- Born: 29 March 1961 (age 65)
- Employer: Scuola Normale Superiore

= Andrea Ferrara (astrophysicist) =

Italian theoretical astrophysicist

Andrea Ferrara (born 29 March 1961) is an Italian theoretical astrophysicist and science communicator.

He is considered one of the top 100 Italian scientists in the field of astrophysics. and he is a professor of cosmology at the Scuola Normale Superiore, where he served as president of the Classe di Scienze (Faculty of Science) from 2018 to 2024, until he was succeeded by Angelo Vistoli.

== Career ==
He graduated in physics in 1988 from the University of Pisa and he obtained a Ph.D. in astronomy in 1992 from the University of Florence.

In 2007 he was the supervisor of the doctoral dissertation of Simona Gallerani.

In 2008 he was awarded the honorary Blaauw Professorship, from the Kapteyn Astronomical Institute and Groningen University

In 2012 he got the Beatrice M. Tinsley Centennial Visiting Professorship in Astronomy at the University of Texas at Austin.

In 2015 he was a member of the board of directors and also President of the Visiting Committee for radioastronomy of INAF.

In 2018 he was associated editor for Italy of the journal Astronomy & Astrophysics together with Steven Shore and Sergio Campana

n 2018 he was granted one the 100 Humboldt Research Awards by the Alexander von Humboldt Foundation, sponsored by Michela Andreani and Benedetta Ciardi.The related fellowship started in September 2019.

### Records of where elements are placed
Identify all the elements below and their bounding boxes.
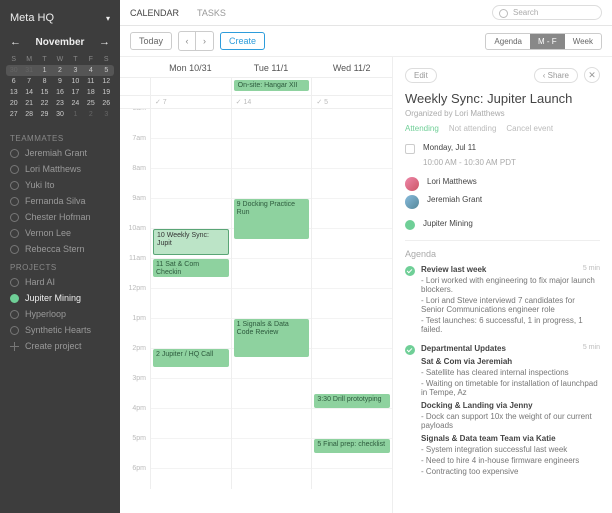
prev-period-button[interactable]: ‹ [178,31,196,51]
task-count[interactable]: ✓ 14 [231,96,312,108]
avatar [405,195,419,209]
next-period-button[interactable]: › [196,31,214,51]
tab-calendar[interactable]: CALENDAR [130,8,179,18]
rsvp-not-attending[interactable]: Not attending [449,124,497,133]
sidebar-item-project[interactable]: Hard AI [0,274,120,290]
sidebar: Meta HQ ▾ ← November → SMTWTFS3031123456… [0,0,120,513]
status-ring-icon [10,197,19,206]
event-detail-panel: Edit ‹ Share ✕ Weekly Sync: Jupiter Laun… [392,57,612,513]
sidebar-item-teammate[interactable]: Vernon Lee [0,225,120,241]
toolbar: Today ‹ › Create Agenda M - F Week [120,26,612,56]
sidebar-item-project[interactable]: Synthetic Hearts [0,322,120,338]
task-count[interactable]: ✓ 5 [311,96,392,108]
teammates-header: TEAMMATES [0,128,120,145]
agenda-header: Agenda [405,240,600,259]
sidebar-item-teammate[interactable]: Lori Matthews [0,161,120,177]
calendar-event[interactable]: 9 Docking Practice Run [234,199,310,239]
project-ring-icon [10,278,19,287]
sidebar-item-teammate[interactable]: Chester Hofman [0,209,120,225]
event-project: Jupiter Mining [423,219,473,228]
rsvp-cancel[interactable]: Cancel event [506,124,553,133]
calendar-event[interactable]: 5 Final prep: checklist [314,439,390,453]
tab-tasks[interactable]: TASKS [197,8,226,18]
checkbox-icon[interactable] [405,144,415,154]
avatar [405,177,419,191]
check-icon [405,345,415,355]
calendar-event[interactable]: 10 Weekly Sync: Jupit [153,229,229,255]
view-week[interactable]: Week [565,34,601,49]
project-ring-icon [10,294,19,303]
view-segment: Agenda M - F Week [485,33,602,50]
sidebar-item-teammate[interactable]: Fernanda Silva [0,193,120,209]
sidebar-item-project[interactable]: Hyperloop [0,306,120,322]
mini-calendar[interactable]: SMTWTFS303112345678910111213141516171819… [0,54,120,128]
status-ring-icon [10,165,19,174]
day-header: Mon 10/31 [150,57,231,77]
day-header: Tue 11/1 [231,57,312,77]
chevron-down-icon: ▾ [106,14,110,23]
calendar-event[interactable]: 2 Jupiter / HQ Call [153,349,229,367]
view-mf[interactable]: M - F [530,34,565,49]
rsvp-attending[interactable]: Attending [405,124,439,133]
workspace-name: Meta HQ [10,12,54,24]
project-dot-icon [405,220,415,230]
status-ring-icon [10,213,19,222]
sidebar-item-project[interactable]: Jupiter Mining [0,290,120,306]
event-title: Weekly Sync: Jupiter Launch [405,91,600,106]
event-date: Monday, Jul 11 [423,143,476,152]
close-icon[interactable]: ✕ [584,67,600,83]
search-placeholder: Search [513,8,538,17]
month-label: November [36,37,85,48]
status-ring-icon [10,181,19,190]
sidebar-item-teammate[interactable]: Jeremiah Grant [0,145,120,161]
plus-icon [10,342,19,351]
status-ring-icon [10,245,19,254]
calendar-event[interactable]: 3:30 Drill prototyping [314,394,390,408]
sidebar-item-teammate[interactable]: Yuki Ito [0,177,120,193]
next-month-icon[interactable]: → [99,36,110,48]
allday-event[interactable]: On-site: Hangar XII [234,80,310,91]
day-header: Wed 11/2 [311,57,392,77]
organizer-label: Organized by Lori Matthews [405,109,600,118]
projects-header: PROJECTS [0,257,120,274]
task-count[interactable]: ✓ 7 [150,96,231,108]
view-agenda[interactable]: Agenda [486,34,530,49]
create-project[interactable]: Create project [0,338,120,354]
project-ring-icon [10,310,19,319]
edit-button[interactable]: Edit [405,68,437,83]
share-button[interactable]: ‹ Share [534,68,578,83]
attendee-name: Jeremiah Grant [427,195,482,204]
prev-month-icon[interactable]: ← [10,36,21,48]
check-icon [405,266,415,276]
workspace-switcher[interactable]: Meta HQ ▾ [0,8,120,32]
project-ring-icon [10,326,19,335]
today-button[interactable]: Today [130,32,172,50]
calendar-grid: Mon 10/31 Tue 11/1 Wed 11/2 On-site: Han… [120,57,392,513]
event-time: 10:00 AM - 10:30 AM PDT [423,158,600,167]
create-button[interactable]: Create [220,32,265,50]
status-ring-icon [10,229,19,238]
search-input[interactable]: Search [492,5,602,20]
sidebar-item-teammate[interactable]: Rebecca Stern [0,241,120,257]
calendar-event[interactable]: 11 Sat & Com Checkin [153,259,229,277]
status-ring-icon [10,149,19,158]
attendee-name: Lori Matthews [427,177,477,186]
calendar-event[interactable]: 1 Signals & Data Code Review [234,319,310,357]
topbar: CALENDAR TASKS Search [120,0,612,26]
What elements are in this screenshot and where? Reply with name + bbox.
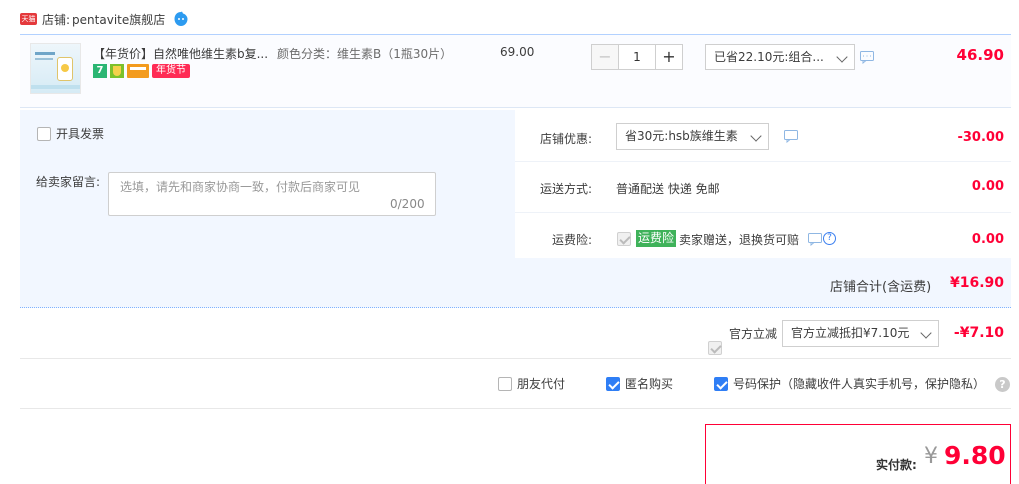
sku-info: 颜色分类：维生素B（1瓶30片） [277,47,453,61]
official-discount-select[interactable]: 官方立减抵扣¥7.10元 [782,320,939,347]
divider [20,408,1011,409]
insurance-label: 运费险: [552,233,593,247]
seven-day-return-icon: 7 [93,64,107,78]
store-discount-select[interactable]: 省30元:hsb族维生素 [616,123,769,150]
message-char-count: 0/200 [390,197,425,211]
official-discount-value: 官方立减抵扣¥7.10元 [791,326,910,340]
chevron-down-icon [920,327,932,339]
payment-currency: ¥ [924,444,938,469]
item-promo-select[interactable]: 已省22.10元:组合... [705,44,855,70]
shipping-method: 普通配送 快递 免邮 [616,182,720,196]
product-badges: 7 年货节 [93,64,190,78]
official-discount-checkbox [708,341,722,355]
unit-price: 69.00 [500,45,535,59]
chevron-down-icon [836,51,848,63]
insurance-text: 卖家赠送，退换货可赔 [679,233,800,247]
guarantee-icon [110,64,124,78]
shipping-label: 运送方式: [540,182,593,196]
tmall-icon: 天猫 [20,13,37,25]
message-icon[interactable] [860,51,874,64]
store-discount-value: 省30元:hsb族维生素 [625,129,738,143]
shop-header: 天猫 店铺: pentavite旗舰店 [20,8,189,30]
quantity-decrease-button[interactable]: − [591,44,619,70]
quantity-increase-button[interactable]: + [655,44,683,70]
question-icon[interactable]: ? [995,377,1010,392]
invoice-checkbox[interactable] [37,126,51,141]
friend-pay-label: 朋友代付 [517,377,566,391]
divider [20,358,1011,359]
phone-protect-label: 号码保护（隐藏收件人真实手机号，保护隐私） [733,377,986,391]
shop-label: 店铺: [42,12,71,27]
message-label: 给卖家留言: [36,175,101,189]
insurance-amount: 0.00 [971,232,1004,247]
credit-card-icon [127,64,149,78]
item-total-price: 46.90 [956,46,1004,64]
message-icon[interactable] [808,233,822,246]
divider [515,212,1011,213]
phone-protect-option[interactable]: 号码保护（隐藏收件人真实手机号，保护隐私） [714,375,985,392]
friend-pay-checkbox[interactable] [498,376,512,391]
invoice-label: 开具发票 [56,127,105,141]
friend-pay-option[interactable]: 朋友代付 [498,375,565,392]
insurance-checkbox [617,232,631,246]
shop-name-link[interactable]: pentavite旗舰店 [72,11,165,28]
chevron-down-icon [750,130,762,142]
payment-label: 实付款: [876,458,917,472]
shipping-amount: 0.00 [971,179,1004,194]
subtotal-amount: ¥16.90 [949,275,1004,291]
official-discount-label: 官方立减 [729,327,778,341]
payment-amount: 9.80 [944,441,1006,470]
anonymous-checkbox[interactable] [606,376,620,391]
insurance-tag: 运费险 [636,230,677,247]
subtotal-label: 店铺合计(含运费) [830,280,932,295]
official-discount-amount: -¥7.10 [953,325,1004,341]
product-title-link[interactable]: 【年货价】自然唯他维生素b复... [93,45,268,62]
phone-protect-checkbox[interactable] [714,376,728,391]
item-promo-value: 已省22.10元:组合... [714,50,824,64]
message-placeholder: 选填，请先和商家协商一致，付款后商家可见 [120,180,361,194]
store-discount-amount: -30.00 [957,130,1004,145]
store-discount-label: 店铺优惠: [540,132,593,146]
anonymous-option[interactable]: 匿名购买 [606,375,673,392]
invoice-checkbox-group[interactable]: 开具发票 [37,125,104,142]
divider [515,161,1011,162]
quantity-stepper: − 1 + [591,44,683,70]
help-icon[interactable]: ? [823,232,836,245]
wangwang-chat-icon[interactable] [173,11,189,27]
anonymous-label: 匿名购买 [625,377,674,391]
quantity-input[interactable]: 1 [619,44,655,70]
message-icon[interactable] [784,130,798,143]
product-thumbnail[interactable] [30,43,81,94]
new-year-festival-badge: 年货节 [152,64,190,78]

---

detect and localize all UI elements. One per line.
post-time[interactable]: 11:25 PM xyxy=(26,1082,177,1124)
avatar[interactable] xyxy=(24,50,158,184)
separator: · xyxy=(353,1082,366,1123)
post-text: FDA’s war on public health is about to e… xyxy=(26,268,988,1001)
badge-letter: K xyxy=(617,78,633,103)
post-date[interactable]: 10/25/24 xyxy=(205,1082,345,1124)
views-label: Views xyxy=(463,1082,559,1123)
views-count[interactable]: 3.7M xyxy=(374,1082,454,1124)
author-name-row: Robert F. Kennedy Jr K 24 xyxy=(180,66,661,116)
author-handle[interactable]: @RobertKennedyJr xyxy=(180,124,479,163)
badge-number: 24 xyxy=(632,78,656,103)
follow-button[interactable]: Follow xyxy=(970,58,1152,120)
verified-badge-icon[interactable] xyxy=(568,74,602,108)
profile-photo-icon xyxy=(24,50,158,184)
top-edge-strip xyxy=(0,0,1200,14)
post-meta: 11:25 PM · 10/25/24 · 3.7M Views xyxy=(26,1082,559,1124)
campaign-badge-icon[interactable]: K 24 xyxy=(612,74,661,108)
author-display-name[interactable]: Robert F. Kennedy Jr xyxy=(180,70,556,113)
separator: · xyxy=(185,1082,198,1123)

--

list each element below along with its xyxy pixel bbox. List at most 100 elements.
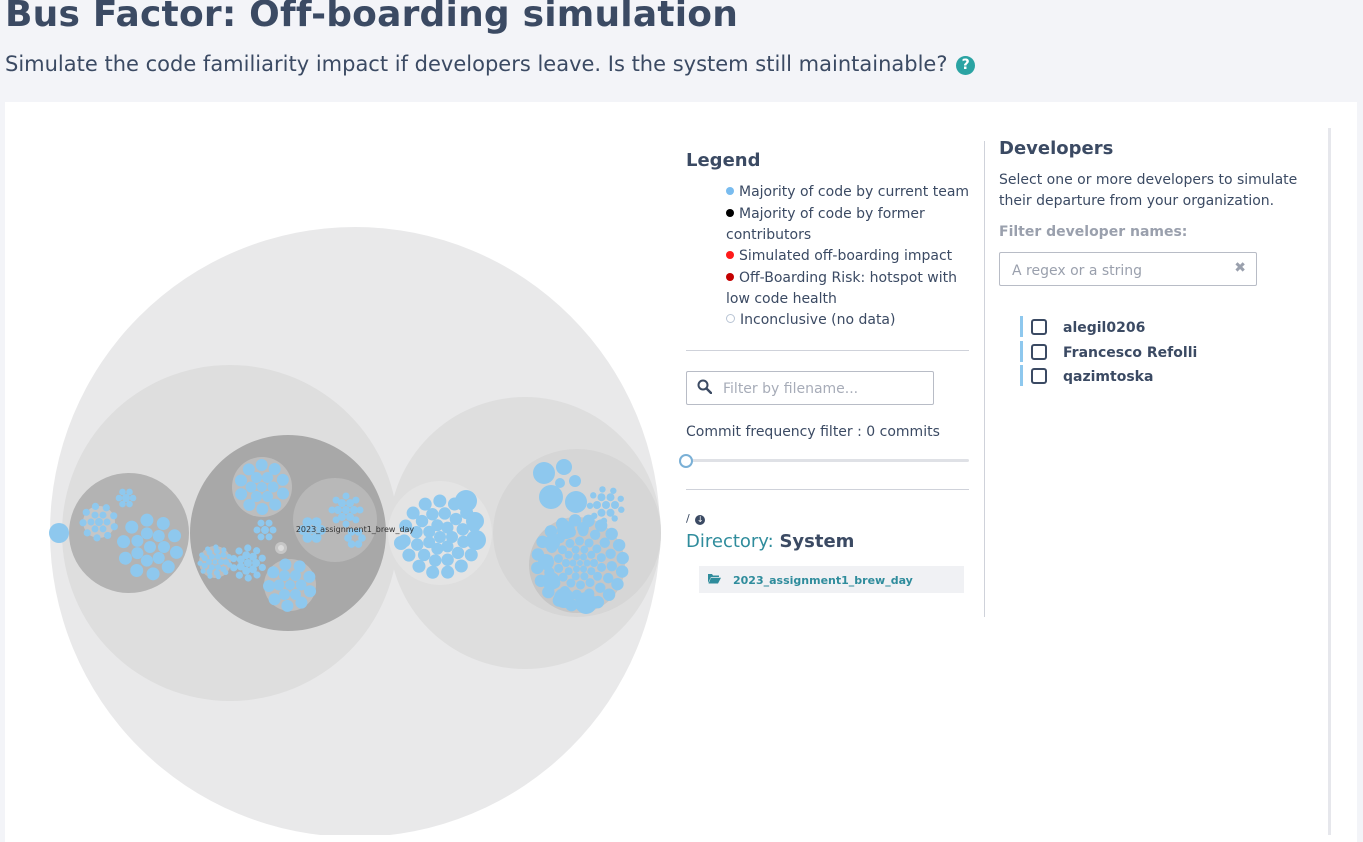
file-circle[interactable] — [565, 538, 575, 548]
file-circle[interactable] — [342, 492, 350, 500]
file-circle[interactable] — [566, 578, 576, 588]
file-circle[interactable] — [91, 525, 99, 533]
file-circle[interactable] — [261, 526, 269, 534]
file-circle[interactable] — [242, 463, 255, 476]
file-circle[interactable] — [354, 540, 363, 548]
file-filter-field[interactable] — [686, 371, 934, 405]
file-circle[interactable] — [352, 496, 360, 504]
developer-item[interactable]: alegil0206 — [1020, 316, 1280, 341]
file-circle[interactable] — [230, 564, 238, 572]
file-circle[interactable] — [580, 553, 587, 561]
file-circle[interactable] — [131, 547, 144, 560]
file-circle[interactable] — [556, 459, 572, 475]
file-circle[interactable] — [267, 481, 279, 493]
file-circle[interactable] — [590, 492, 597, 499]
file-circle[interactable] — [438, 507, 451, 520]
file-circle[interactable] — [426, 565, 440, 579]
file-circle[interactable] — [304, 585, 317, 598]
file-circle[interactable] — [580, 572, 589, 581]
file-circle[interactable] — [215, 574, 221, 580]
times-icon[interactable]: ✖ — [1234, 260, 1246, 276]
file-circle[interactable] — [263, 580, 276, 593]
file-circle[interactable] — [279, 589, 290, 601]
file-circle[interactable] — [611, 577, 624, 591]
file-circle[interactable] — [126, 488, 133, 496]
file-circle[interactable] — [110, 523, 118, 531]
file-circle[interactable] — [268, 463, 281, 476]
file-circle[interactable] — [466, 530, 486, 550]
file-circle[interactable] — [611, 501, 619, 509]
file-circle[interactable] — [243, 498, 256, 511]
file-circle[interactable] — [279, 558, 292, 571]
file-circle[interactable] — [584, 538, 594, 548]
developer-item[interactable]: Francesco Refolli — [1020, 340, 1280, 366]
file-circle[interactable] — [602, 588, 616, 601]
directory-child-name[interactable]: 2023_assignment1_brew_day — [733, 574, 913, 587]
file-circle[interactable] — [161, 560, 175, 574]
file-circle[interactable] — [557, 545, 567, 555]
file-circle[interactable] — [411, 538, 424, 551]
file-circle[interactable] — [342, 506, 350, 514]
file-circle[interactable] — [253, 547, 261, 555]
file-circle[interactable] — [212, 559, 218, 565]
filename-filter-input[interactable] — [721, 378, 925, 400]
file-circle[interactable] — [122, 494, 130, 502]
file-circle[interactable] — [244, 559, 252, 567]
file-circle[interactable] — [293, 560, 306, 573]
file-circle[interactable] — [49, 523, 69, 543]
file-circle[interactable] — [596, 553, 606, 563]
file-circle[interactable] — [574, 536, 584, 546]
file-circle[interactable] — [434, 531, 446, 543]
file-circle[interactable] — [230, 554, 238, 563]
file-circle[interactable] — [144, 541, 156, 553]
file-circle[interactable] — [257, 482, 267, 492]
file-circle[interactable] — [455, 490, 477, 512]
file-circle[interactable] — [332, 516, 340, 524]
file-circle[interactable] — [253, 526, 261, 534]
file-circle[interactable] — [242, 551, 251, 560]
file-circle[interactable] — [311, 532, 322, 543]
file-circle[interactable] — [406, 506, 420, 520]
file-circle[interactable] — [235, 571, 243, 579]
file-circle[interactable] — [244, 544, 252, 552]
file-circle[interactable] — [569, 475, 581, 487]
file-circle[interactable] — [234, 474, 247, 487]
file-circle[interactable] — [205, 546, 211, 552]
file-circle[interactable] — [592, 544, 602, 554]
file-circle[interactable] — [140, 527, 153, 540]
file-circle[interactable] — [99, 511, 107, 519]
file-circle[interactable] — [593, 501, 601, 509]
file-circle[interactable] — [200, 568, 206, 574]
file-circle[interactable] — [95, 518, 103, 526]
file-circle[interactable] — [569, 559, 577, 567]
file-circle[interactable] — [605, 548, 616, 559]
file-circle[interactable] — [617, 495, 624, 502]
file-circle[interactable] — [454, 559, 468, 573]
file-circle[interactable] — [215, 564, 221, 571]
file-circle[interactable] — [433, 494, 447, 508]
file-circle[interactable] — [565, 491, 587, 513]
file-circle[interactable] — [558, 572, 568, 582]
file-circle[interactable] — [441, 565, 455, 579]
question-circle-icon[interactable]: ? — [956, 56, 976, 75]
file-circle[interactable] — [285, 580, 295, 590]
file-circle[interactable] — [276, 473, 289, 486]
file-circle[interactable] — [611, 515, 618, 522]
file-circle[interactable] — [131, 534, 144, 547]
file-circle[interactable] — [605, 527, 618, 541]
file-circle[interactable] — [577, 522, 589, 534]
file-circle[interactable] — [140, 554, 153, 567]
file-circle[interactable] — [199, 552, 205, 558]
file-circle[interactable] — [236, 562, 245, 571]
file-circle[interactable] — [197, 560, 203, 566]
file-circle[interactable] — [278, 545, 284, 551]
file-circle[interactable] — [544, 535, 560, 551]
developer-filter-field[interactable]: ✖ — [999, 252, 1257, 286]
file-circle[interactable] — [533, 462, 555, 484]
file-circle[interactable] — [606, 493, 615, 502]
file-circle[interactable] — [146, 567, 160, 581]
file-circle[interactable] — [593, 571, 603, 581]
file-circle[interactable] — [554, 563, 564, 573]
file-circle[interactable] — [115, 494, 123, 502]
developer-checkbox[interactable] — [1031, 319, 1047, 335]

### What is asked
Render this sentence from the Andrea Ferrara biography in Spanish: "He graduated in physics in 1988 from the University of Pisa and he obtained a Ph.D. in astronomy in 1992 from the University of Florence."

### Correct result
Se licenció en física en 1988 por la Universidad de Pisa y obtuvo un doctorado en astronomía en 1992 por la Universidad de Florencia.